To do:
Go through the material and tally the lines containing the string "text". Give the total alone.
BEGIN Supplied records
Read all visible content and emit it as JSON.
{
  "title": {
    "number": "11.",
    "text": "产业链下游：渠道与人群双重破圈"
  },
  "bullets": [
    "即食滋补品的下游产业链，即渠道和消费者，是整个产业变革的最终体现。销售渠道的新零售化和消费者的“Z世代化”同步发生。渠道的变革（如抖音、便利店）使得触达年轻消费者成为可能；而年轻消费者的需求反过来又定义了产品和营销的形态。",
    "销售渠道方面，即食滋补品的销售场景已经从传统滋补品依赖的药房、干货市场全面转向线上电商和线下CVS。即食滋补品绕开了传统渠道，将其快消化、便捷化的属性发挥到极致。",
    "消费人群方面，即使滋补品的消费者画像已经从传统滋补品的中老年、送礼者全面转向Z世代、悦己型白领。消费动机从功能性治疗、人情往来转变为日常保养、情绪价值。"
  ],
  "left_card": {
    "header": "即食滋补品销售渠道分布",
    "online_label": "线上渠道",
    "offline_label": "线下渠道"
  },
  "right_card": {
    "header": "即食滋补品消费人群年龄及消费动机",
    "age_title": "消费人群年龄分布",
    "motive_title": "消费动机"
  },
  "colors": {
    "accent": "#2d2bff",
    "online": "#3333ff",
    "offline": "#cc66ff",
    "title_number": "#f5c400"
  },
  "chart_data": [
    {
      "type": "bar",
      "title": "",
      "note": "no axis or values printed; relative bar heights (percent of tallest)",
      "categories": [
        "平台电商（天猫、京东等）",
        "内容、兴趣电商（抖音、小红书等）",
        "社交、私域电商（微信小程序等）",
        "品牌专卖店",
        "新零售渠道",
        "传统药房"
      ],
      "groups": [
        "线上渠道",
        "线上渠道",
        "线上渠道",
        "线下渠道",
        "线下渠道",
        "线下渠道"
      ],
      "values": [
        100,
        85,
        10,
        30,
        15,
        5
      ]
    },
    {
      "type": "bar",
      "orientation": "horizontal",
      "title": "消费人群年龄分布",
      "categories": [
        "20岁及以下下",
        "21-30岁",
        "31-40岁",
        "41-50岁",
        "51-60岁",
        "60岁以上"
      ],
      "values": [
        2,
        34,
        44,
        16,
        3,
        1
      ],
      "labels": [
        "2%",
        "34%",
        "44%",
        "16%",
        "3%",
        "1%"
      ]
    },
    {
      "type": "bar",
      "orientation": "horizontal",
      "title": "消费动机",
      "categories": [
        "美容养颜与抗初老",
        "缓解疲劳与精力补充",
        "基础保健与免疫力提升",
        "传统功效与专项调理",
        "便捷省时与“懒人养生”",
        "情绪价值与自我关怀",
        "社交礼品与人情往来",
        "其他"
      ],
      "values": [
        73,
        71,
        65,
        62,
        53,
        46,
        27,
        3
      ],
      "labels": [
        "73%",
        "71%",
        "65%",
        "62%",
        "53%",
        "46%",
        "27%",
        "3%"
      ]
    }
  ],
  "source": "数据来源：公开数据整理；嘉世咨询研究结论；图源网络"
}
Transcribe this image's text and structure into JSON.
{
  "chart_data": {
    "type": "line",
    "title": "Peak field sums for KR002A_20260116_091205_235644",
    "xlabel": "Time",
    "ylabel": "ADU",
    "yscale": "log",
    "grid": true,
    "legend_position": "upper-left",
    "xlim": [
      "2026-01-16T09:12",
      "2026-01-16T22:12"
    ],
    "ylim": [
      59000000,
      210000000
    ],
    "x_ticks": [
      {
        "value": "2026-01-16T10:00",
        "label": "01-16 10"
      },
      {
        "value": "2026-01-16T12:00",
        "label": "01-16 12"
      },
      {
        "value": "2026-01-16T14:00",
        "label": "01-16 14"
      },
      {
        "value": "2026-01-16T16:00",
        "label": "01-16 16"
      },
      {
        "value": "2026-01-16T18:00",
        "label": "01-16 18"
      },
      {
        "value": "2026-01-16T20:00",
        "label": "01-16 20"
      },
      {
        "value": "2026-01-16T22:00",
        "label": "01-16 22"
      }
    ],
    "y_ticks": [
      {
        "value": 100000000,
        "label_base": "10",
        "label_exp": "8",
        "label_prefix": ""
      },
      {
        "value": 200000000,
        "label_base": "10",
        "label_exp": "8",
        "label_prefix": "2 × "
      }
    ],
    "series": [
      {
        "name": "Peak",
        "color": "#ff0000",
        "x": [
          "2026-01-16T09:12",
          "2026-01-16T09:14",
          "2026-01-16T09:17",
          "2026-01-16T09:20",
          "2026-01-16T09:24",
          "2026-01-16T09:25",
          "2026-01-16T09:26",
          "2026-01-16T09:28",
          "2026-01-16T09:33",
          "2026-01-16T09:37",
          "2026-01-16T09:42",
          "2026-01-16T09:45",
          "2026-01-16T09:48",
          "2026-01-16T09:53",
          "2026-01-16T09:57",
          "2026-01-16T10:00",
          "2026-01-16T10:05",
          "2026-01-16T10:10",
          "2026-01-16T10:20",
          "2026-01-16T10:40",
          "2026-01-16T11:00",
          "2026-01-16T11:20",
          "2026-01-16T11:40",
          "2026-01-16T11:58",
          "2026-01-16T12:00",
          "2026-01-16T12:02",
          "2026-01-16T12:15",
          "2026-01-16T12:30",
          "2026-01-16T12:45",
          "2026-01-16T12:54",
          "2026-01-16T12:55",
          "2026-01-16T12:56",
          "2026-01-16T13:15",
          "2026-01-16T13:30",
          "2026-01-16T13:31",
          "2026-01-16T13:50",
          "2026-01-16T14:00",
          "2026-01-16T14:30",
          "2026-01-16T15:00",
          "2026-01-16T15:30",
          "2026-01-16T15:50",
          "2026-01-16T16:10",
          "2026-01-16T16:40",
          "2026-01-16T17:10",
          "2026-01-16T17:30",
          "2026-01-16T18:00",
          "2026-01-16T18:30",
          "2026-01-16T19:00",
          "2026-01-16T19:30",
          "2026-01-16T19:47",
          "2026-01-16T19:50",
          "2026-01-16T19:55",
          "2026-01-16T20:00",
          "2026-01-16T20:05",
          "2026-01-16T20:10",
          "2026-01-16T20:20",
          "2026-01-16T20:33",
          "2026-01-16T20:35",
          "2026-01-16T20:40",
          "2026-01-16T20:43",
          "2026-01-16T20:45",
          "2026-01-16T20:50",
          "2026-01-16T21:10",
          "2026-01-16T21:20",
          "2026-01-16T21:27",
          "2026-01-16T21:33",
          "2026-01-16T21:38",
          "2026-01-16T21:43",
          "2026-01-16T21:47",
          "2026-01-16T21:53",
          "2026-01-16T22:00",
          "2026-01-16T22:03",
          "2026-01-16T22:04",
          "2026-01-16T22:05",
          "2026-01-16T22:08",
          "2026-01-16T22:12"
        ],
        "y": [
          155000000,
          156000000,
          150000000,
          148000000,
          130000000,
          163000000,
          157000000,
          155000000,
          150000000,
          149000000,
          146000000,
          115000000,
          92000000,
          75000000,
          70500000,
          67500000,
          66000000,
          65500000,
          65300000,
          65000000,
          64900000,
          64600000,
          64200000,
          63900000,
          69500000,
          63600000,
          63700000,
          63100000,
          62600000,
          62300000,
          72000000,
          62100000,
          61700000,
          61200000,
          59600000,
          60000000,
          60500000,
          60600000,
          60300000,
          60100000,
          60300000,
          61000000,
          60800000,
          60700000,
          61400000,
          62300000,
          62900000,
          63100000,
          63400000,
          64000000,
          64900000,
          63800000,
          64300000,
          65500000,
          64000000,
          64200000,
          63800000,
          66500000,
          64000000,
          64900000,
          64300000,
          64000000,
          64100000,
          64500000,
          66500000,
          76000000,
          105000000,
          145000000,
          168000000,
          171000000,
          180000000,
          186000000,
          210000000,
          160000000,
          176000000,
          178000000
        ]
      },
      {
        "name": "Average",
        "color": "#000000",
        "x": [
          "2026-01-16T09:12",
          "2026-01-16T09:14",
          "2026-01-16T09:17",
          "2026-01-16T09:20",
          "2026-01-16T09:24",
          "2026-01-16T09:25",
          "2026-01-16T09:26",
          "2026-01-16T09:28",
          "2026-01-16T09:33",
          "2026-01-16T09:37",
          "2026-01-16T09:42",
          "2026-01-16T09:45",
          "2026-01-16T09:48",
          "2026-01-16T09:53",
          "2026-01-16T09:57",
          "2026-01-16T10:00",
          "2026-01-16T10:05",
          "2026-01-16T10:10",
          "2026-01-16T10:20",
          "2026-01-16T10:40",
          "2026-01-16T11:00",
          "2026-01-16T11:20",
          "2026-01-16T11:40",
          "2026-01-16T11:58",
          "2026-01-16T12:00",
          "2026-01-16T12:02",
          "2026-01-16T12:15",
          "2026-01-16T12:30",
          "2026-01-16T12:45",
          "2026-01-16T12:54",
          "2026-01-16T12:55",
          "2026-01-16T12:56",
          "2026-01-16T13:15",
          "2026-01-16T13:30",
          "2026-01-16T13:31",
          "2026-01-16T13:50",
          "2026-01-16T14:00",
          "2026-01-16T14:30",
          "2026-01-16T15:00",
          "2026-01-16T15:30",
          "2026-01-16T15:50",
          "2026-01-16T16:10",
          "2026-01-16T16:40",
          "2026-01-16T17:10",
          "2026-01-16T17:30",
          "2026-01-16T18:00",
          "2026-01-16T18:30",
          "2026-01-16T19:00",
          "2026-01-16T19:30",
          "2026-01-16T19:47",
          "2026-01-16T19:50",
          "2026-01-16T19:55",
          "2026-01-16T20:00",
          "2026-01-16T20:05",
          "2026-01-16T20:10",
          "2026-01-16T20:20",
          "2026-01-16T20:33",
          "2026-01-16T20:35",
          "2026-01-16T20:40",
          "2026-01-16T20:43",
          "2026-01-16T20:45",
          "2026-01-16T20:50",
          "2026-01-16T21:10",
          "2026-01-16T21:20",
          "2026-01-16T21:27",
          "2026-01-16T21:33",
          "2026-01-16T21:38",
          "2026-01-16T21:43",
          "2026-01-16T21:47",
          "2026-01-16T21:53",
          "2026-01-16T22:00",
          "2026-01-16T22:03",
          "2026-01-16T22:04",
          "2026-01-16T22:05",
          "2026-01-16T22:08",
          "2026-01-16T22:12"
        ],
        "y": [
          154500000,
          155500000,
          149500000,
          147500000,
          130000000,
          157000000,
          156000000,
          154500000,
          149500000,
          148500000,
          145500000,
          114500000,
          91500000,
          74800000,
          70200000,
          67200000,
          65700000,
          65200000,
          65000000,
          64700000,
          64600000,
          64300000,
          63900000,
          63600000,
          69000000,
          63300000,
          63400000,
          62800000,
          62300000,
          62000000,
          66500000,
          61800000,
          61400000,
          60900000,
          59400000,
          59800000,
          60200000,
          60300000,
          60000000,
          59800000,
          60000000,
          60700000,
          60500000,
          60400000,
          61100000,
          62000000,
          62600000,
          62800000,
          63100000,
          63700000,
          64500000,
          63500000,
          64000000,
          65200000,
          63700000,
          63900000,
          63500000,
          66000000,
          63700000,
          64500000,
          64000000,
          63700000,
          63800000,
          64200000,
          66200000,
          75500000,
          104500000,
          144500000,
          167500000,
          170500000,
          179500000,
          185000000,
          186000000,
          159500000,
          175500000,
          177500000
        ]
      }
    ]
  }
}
END Supplied records
Result of this task:
2